_Required work_
Using the records provided below, locate and copy each line that contains the word "границ".

_Data to process_
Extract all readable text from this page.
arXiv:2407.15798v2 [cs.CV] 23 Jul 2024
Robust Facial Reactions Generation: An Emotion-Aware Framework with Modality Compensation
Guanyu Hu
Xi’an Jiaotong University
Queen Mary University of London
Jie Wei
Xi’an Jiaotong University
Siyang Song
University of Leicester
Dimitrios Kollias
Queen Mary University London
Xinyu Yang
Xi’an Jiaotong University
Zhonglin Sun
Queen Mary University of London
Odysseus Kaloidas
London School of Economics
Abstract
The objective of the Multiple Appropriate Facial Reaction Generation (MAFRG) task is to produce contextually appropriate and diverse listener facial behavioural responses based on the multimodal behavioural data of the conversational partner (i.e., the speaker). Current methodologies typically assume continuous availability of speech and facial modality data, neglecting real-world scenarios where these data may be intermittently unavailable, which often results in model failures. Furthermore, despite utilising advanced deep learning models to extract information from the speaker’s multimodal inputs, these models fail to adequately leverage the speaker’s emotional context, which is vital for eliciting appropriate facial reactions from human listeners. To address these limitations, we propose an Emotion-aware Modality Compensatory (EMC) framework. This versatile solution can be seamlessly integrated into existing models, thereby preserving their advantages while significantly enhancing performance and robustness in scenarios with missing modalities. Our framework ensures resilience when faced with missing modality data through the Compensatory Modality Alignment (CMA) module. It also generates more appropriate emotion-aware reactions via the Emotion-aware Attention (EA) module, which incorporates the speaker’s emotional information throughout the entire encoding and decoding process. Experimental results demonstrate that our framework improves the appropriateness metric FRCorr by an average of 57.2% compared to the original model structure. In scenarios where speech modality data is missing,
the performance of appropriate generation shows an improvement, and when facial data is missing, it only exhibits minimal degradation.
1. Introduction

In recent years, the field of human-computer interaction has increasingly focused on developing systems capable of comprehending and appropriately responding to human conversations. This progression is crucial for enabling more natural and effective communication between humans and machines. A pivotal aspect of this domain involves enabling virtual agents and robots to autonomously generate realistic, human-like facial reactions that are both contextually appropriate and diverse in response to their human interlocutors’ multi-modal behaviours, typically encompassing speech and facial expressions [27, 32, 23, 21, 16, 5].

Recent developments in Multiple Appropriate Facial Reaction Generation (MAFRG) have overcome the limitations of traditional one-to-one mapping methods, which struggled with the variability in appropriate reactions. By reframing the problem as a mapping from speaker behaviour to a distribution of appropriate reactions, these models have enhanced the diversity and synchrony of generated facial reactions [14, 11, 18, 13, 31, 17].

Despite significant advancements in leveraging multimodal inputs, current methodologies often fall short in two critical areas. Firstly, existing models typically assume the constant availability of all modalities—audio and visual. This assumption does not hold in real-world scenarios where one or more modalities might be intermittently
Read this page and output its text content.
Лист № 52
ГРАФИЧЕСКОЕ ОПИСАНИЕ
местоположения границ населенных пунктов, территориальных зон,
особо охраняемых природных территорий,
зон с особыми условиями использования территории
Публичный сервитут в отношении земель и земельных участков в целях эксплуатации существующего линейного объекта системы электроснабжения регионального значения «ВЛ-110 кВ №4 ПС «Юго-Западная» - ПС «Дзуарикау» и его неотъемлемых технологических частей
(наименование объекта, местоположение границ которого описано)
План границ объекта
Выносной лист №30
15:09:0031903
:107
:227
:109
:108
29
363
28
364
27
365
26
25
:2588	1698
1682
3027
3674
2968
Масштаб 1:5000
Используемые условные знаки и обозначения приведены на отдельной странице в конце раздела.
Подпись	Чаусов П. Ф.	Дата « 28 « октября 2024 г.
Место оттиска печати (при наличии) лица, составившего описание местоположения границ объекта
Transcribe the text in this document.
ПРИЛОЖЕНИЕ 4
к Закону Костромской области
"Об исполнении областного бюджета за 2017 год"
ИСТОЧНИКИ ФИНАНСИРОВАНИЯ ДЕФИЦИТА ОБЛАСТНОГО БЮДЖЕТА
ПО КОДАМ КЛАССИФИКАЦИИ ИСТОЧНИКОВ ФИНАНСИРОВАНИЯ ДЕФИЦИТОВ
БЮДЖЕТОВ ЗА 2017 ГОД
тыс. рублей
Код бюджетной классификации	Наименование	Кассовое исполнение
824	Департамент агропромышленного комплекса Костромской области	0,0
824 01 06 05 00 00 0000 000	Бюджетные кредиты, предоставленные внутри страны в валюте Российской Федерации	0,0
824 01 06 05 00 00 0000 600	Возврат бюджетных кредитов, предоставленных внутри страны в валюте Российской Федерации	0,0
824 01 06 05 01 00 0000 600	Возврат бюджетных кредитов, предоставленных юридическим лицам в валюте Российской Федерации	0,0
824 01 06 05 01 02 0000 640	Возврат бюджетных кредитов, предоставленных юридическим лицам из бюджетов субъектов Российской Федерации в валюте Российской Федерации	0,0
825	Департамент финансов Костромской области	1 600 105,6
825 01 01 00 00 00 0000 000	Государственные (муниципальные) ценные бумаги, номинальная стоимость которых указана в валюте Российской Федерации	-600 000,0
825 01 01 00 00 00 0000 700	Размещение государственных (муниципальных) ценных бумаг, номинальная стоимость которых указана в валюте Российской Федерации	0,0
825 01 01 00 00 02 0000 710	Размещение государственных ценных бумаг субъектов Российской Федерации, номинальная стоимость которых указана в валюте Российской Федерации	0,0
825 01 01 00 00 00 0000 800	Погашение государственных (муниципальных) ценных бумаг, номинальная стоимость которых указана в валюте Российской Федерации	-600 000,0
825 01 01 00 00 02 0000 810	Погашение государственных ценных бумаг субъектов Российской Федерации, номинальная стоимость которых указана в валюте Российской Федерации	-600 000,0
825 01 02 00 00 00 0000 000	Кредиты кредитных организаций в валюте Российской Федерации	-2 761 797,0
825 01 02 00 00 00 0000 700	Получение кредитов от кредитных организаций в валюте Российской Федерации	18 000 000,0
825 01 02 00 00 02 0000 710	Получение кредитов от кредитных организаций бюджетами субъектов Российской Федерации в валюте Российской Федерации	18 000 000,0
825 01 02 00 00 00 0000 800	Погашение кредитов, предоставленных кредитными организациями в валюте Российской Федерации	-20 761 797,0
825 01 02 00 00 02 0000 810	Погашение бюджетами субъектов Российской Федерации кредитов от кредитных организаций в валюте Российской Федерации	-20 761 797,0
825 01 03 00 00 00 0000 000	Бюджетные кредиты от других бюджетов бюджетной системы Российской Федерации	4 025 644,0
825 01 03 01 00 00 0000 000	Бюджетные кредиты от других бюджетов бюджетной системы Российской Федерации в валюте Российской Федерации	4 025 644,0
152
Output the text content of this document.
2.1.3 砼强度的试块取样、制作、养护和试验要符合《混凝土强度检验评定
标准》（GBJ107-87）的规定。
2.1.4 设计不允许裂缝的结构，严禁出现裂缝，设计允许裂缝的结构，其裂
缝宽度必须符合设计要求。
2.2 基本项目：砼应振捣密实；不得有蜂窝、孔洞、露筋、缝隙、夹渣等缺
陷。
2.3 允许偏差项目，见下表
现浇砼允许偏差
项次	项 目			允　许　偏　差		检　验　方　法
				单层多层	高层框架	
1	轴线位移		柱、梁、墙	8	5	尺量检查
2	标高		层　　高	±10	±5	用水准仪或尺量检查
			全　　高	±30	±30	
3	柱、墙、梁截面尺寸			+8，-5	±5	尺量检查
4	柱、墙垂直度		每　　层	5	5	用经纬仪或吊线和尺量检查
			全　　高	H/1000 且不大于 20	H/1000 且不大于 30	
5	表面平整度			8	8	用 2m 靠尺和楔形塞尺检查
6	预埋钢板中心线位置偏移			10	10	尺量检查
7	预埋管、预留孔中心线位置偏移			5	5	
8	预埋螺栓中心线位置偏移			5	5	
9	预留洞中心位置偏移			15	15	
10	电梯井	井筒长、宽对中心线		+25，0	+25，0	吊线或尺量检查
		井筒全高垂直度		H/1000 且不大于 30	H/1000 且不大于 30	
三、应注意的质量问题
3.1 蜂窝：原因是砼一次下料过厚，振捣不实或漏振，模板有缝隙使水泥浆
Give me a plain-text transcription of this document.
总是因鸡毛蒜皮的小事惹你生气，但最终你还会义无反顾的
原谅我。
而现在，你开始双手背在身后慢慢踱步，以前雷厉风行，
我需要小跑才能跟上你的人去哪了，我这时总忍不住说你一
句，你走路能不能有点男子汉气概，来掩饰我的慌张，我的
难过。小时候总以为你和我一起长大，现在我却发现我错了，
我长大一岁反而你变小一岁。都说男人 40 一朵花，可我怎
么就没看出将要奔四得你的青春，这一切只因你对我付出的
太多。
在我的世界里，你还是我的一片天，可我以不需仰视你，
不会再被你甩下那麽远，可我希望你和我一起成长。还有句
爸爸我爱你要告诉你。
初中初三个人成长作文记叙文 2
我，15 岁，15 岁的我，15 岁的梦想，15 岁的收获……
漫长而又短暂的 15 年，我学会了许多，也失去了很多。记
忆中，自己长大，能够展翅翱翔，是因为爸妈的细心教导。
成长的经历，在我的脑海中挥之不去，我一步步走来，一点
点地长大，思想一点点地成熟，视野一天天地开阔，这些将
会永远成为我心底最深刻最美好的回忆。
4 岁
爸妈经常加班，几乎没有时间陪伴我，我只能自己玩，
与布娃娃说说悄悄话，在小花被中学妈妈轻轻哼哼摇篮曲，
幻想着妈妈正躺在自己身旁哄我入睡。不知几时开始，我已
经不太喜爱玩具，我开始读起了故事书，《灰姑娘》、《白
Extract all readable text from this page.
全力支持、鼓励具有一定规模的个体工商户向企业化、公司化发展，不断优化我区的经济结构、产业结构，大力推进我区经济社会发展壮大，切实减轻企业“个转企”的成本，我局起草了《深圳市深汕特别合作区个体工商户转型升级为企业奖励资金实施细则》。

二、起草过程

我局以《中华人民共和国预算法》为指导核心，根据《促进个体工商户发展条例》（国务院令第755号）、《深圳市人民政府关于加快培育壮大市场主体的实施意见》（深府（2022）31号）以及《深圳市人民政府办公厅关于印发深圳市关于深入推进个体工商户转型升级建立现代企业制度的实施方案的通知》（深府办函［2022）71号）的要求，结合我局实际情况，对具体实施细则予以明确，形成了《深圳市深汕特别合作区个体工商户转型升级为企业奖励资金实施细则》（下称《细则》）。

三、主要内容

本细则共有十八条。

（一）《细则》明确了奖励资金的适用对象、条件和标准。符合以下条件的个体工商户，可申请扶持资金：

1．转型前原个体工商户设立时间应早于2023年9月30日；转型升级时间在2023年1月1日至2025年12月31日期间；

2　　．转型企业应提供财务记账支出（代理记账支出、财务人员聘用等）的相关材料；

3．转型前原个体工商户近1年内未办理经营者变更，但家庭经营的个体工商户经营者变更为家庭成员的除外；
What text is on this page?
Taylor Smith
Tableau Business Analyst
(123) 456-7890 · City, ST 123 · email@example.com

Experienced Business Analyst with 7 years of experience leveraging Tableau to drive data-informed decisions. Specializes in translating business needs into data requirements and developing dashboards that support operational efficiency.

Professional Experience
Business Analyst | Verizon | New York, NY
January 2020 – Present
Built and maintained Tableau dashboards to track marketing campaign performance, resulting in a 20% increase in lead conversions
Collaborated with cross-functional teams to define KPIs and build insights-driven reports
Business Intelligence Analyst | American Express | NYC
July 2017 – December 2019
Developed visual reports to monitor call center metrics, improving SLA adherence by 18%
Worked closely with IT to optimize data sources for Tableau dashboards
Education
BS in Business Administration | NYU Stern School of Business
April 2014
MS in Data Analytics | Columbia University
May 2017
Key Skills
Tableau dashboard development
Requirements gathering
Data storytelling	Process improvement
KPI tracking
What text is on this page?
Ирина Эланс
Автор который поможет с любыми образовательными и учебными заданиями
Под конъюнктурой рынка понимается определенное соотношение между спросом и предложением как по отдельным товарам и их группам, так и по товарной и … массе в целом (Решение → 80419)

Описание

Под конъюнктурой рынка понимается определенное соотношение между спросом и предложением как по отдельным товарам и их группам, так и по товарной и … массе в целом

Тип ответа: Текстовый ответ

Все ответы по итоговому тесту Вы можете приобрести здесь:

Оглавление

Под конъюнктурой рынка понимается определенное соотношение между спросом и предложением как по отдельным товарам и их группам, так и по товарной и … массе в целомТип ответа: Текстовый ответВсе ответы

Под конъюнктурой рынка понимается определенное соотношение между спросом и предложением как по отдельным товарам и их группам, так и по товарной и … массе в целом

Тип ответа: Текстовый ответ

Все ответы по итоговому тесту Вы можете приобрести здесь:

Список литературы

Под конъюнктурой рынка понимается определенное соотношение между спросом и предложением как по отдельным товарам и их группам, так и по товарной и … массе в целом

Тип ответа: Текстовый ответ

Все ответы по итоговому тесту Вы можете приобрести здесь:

_The answer_
местоположения границ населенных пунктов, территориальных зон,
(наименование объекта, местоположение границ которого описано)
План границ объекта
Место оттиска печати (при наличии) лица, составившего описание местоположения границ объекта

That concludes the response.